§ **WRITTEN PROBLEM**:
Write out every line below that includes the word "Постановление".

-- -- --

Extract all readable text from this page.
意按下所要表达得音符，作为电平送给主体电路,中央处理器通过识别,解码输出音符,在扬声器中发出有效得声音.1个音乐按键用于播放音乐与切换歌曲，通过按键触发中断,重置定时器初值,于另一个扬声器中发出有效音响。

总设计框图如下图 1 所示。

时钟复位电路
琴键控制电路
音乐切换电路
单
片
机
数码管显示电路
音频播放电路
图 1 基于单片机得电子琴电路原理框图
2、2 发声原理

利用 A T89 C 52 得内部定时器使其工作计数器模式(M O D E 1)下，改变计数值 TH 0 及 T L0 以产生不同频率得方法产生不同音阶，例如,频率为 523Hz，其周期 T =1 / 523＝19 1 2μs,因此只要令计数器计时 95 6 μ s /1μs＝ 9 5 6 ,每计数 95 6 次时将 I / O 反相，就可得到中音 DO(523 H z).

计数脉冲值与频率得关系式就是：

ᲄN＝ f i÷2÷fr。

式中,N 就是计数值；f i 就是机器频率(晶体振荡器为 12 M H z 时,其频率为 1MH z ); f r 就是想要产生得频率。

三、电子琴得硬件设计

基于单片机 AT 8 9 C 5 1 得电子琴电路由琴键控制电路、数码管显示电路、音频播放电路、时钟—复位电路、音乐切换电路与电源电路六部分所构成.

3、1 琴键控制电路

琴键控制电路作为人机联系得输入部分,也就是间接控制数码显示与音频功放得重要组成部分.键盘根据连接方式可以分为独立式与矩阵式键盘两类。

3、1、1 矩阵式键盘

-- -- --

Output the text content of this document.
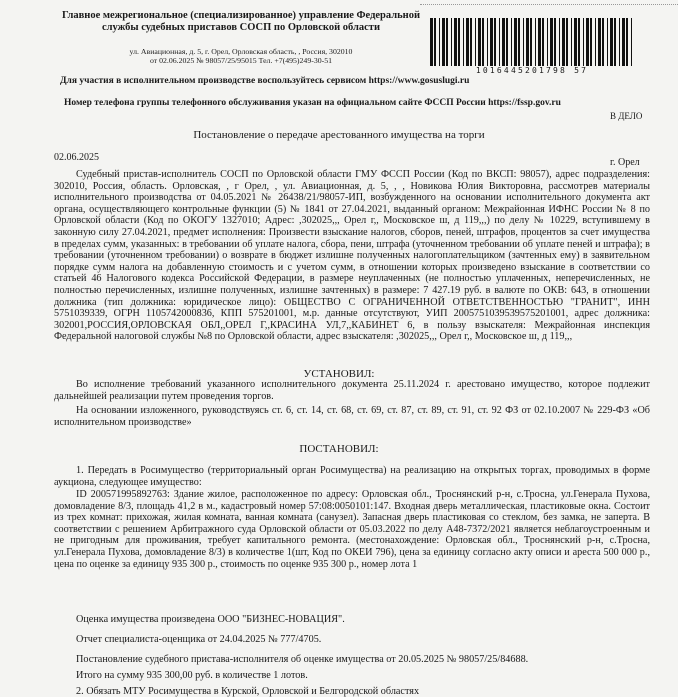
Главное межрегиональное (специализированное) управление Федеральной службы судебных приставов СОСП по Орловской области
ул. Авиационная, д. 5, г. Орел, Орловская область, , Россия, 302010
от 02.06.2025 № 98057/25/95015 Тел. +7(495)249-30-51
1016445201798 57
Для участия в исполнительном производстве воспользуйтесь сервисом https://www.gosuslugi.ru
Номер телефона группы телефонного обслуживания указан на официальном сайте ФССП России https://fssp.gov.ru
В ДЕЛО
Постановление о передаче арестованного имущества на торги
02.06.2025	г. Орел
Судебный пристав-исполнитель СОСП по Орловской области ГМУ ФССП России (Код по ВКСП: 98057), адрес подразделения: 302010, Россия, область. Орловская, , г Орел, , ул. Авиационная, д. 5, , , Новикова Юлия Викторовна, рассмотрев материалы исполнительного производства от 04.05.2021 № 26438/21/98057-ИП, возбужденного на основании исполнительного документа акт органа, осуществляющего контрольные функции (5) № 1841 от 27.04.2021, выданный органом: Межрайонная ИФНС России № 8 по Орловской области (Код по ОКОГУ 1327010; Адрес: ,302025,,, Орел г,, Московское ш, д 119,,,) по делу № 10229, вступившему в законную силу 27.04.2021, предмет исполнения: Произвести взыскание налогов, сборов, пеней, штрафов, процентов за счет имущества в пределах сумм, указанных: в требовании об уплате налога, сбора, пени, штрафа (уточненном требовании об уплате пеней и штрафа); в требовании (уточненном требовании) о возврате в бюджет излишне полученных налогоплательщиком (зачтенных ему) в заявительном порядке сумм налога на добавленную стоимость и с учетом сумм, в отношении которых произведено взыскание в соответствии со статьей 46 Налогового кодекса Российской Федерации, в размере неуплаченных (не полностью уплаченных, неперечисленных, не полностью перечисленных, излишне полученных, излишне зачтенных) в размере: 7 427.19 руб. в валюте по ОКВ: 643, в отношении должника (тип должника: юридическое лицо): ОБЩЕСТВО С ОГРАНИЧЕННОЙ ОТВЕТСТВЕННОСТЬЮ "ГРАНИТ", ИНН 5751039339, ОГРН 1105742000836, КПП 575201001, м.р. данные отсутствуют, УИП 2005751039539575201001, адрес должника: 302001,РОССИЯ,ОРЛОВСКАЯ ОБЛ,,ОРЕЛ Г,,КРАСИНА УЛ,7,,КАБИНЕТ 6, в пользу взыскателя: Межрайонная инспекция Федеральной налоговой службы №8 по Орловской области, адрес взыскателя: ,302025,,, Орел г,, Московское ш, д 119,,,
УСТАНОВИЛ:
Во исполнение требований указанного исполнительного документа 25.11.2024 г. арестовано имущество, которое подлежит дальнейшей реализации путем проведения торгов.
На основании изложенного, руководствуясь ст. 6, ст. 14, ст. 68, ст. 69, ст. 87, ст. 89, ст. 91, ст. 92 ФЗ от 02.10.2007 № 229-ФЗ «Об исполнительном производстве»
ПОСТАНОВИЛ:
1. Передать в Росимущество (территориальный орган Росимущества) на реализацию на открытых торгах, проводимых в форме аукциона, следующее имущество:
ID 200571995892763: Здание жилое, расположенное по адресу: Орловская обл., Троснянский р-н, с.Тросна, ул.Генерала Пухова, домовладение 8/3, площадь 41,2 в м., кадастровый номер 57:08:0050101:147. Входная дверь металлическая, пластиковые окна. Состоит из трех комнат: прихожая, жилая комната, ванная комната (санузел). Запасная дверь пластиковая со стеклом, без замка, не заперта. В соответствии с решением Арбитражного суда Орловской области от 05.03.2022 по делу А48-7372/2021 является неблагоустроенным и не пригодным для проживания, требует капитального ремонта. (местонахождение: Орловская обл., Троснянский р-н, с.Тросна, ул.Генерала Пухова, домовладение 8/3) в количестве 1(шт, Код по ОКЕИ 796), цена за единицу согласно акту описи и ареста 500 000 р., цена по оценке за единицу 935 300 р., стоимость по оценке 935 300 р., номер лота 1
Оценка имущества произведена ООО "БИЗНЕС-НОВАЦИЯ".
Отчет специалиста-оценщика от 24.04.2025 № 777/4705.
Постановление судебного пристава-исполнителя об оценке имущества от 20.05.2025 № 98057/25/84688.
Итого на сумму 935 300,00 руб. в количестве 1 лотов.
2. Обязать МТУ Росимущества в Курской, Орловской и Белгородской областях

-- -- --

§ **FINAL ANSWER**:
Постановление о передаче арестованного имущества на торги
Постановление судебного пристава-исполнителя об оценке имущества от 20.05.2025 № 98057/25/84688.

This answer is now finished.